# The task
Identify every line in the records below that contains the word "cost", and reproduce each one.
#### Raw data ####
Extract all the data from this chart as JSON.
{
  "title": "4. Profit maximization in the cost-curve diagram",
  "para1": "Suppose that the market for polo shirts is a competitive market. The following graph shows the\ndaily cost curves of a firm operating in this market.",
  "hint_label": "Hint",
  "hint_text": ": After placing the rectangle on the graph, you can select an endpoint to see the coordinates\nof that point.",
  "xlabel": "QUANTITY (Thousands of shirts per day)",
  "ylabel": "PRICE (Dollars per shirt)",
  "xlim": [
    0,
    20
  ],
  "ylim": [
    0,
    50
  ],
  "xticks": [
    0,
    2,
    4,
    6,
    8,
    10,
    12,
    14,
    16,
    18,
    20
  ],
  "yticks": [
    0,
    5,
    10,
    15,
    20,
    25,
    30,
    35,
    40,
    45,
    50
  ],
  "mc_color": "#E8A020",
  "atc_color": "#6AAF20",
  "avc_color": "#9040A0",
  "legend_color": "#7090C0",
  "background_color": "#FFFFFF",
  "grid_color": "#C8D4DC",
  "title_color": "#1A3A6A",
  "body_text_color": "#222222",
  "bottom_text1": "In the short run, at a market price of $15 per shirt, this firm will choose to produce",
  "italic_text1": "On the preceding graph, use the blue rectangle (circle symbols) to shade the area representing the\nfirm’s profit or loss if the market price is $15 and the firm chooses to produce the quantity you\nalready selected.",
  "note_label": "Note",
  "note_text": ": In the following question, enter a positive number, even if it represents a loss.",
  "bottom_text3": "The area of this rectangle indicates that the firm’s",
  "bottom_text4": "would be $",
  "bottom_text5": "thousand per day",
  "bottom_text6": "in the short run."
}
####
# Full solution
  "title": "4. Profit maximization in the cost-curve diagram",
  "para1": "Suppose that the market for polo shirts is a competitive market. The following graph shows the\ndaily cost curves of a firm operating in this market.",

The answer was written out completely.